*** EXERCISE MATERIALS

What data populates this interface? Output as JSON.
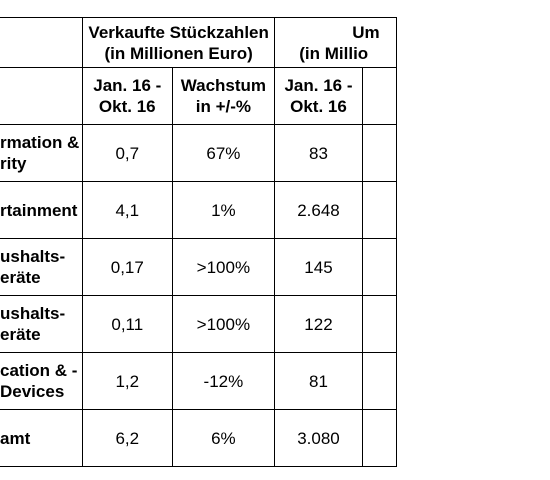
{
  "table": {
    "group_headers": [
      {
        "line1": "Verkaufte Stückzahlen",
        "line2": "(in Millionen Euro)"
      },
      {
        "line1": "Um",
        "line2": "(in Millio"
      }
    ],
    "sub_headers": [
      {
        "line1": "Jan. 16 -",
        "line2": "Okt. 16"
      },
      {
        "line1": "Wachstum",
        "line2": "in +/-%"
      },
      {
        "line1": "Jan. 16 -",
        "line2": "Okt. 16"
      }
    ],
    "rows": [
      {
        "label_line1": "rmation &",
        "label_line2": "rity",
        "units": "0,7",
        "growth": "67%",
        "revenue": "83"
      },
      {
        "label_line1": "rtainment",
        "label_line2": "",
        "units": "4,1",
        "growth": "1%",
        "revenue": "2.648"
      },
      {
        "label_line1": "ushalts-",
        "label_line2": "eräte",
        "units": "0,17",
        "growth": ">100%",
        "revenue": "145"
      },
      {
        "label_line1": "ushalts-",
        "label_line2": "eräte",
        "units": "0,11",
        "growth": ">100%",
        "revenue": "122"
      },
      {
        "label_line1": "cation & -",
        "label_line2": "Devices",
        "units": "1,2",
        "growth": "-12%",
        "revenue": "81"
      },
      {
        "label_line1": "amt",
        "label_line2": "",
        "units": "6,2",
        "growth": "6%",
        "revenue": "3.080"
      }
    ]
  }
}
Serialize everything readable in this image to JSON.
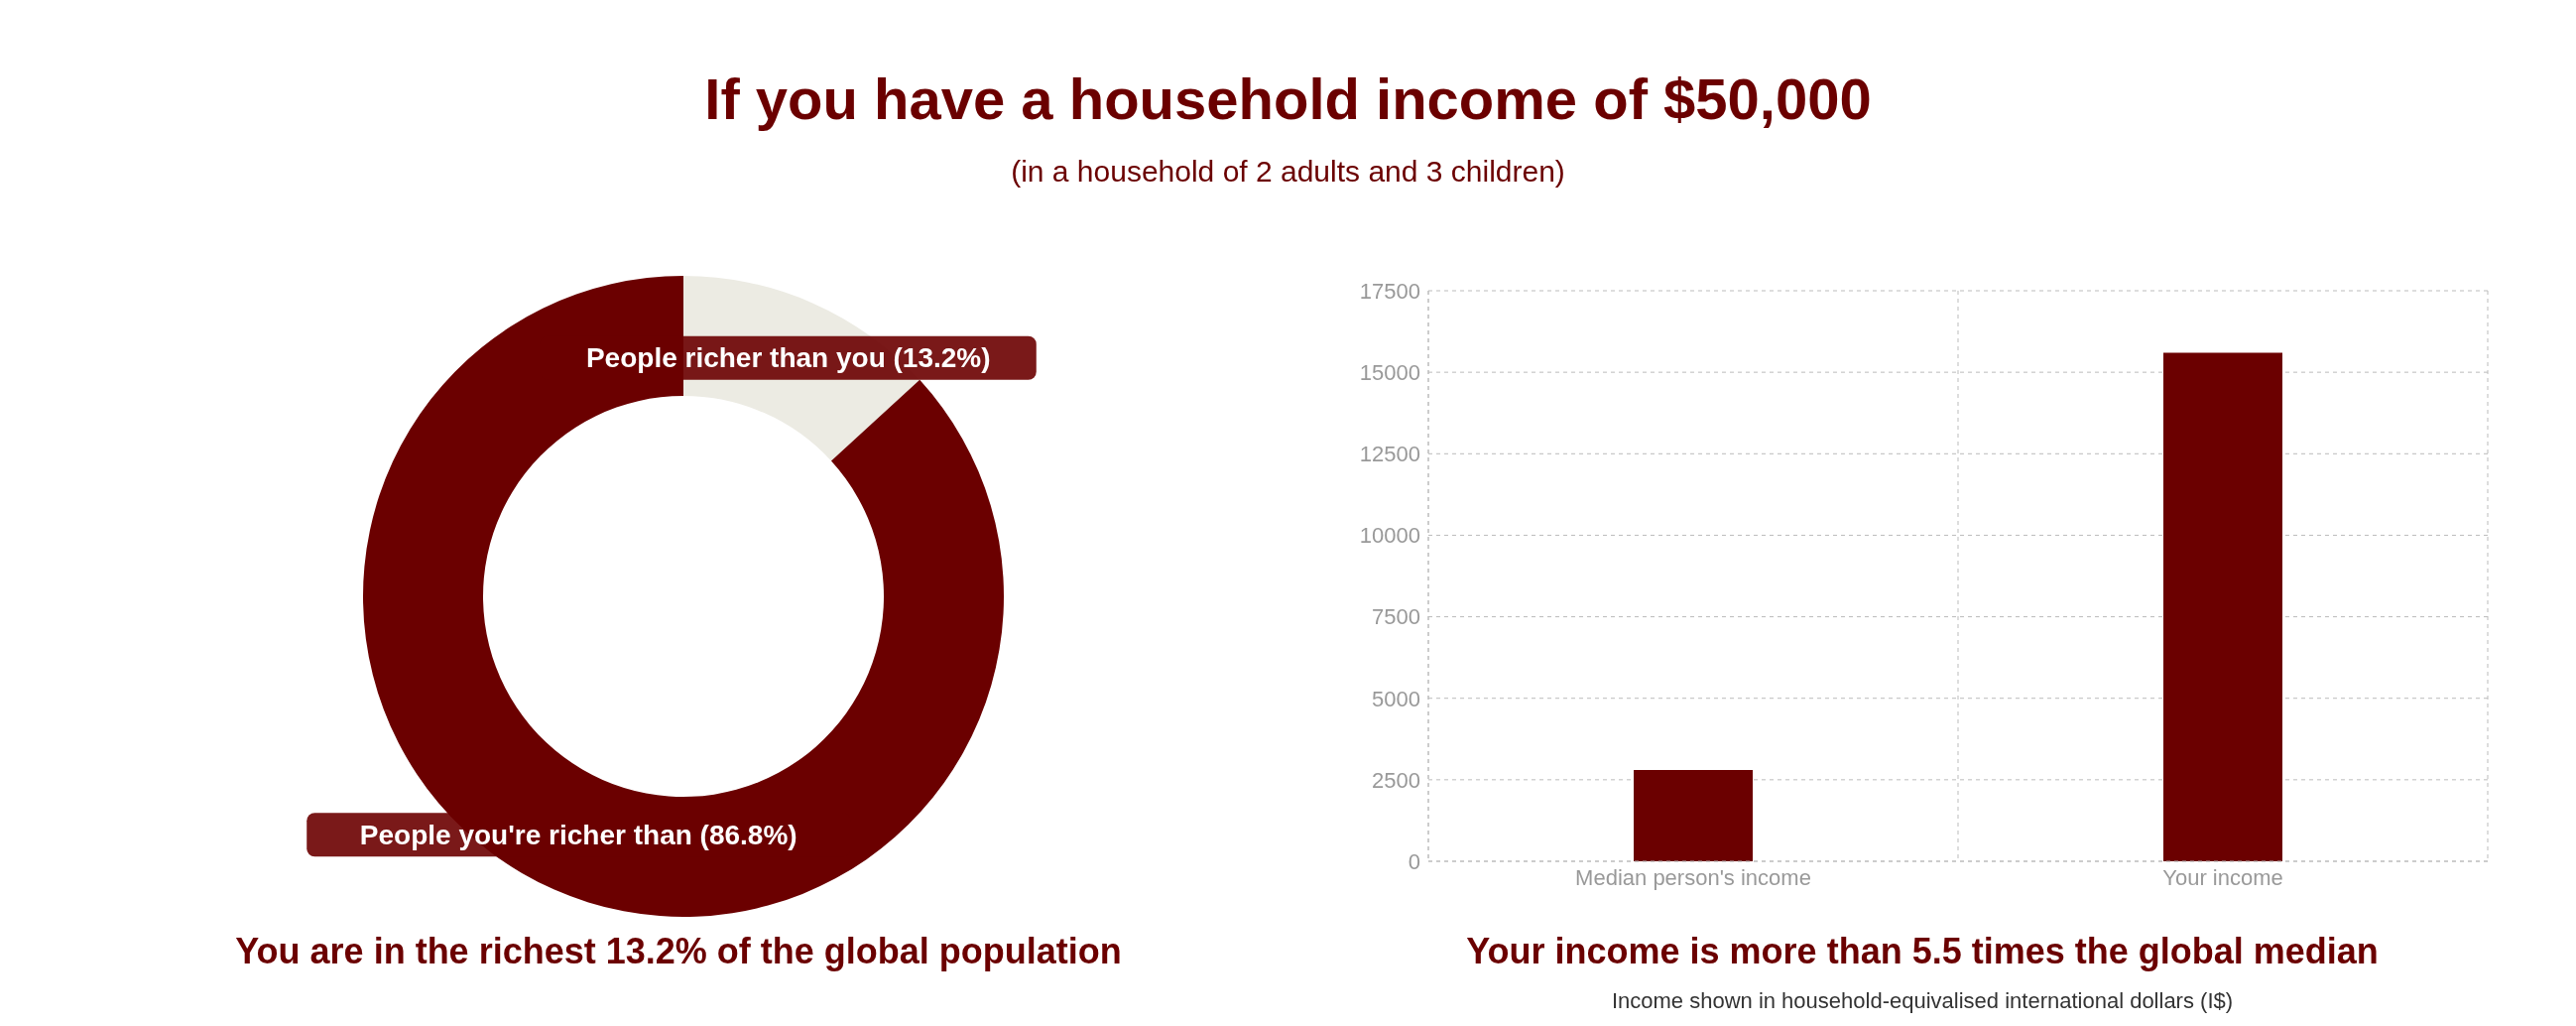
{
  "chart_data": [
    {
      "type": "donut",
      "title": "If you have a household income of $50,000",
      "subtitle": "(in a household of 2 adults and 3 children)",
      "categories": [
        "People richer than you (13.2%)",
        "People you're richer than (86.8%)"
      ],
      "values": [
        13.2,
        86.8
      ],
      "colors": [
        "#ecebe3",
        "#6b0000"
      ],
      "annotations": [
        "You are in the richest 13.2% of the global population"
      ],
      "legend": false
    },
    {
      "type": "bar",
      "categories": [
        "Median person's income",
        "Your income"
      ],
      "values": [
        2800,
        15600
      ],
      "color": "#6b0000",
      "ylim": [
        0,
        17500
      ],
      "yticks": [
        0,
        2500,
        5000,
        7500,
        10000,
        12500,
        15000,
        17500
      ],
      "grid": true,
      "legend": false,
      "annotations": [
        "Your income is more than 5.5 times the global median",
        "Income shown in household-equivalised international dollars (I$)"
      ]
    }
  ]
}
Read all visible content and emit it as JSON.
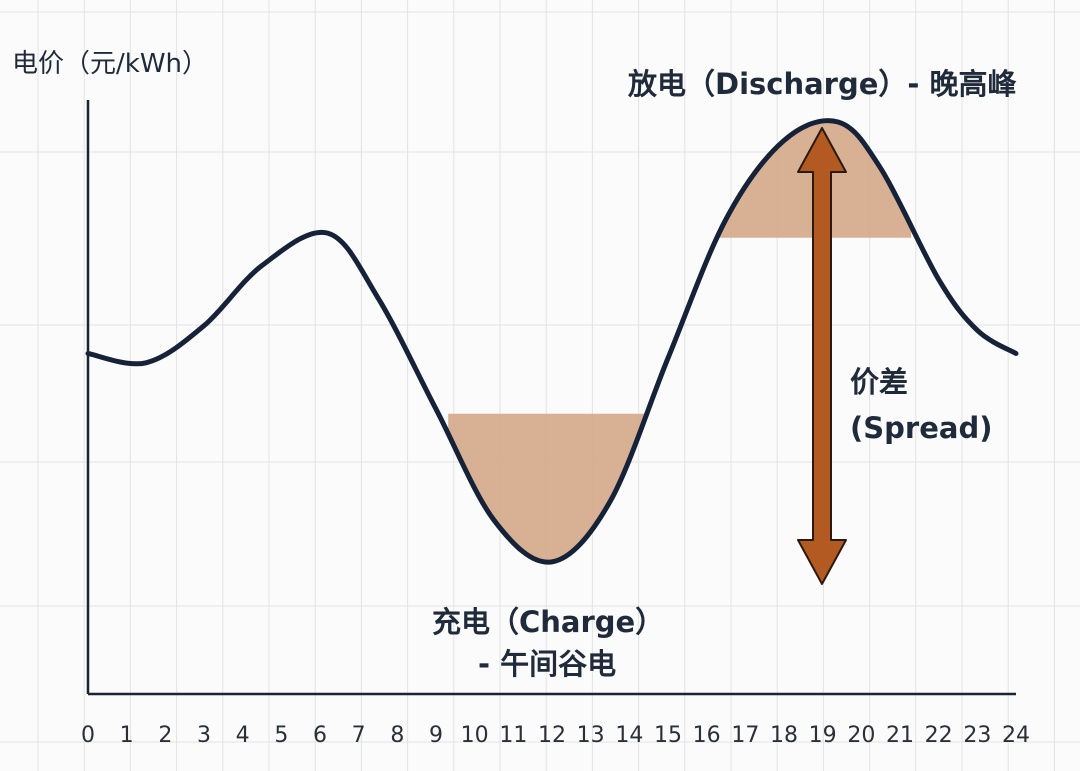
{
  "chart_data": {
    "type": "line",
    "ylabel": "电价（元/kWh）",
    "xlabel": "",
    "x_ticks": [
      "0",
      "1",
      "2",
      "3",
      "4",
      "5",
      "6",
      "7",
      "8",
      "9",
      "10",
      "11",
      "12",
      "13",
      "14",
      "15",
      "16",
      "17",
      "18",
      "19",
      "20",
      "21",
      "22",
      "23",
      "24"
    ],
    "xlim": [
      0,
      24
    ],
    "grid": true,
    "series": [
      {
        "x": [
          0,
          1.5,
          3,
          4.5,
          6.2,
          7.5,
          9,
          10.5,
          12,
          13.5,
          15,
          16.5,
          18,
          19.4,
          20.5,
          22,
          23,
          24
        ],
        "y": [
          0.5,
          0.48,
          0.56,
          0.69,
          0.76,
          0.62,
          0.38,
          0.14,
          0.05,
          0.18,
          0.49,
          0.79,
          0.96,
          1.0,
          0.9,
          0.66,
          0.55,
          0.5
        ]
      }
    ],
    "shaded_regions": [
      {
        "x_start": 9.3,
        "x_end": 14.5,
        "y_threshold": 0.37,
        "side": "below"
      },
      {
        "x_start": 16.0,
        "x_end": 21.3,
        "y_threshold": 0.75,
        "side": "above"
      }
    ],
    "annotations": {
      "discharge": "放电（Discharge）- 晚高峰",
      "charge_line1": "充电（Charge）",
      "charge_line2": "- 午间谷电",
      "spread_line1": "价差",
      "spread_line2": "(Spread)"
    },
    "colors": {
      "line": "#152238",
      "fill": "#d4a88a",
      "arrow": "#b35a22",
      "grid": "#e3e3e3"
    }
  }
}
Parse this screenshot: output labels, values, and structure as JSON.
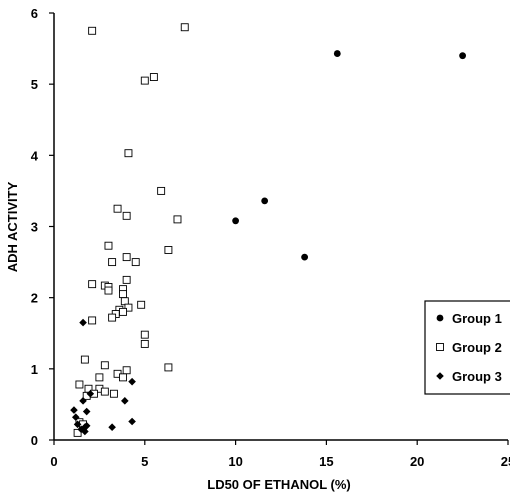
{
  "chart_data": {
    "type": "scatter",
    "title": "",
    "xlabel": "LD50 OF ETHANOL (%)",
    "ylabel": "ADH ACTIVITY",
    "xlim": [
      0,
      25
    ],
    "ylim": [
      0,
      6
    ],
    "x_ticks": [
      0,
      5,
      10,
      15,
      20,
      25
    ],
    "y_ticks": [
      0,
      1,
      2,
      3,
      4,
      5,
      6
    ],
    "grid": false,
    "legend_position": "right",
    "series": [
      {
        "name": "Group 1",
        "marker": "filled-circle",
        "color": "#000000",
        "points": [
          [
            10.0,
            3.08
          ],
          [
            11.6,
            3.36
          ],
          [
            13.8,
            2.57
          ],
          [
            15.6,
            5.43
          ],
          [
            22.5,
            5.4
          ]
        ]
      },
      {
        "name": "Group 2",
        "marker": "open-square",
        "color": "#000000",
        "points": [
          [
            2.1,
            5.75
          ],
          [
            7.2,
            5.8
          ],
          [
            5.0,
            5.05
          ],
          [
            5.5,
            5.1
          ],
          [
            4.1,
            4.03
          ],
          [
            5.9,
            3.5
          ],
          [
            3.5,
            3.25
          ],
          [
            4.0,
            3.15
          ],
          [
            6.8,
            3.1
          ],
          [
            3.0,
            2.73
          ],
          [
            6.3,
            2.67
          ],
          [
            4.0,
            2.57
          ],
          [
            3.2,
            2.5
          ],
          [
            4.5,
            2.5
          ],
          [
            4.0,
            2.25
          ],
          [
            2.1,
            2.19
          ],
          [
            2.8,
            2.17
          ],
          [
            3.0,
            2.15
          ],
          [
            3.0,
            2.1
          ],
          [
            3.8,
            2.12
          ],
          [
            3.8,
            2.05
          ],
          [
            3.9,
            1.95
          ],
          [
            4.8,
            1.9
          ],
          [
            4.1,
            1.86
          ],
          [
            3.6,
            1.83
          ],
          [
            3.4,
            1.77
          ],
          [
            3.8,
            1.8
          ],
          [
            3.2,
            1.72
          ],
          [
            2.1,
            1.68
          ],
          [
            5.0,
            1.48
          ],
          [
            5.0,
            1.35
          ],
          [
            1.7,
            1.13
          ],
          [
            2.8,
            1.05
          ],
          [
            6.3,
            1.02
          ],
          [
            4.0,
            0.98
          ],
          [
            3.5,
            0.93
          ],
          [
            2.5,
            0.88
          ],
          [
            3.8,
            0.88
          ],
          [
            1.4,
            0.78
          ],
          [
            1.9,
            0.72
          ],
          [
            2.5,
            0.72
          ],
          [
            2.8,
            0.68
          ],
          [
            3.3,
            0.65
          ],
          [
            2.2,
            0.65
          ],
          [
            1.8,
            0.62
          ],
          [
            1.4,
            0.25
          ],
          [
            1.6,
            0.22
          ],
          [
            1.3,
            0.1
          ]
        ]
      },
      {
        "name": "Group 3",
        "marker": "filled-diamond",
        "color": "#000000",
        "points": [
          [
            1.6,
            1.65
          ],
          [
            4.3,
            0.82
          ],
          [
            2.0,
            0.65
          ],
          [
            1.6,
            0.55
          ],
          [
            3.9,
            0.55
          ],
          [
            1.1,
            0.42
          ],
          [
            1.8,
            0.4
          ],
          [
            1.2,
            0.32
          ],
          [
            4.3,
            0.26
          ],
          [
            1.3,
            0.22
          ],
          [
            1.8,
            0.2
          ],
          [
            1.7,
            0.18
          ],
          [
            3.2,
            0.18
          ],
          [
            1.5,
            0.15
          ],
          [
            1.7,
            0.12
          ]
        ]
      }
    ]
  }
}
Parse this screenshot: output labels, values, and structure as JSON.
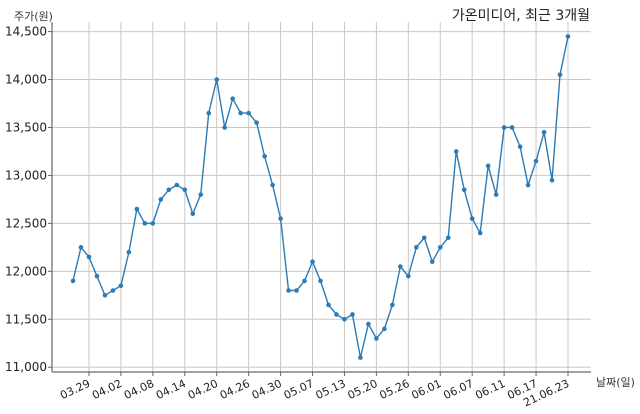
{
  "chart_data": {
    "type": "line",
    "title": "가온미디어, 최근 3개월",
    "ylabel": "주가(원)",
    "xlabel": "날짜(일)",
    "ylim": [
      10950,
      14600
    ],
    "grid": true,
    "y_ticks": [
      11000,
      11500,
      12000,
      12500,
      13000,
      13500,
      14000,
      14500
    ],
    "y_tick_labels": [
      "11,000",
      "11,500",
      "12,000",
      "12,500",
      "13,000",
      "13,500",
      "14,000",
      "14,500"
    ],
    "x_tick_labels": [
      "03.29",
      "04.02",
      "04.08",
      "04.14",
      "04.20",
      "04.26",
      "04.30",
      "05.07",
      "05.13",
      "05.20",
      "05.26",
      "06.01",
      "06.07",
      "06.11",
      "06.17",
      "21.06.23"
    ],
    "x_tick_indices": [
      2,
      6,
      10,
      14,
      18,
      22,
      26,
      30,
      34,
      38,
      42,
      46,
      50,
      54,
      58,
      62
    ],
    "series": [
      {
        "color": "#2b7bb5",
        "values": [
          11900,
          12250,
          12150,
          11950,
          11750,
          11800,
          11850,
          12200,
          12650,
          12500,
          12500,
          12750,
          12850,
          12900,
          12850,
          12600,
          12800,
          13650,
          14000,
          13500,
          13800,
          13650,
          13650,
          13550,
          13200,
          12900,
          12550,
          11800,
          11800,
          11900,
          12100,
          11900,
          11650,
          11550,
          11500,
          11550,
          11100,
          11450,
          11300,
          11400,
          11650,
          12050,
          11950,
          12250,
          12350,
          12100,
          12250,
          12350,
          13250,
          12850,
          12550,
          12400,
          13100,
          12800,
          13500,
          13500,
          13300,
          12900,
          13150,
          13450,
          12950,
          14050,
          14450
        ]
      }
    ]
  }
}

******

*GOAL*
From the entries above, return each line with the word "name" in it.

*RESULT FOR THIS EXERCISE*
        "name": "Group 1",
        "name": "Group 2",
        "name": "Group 3",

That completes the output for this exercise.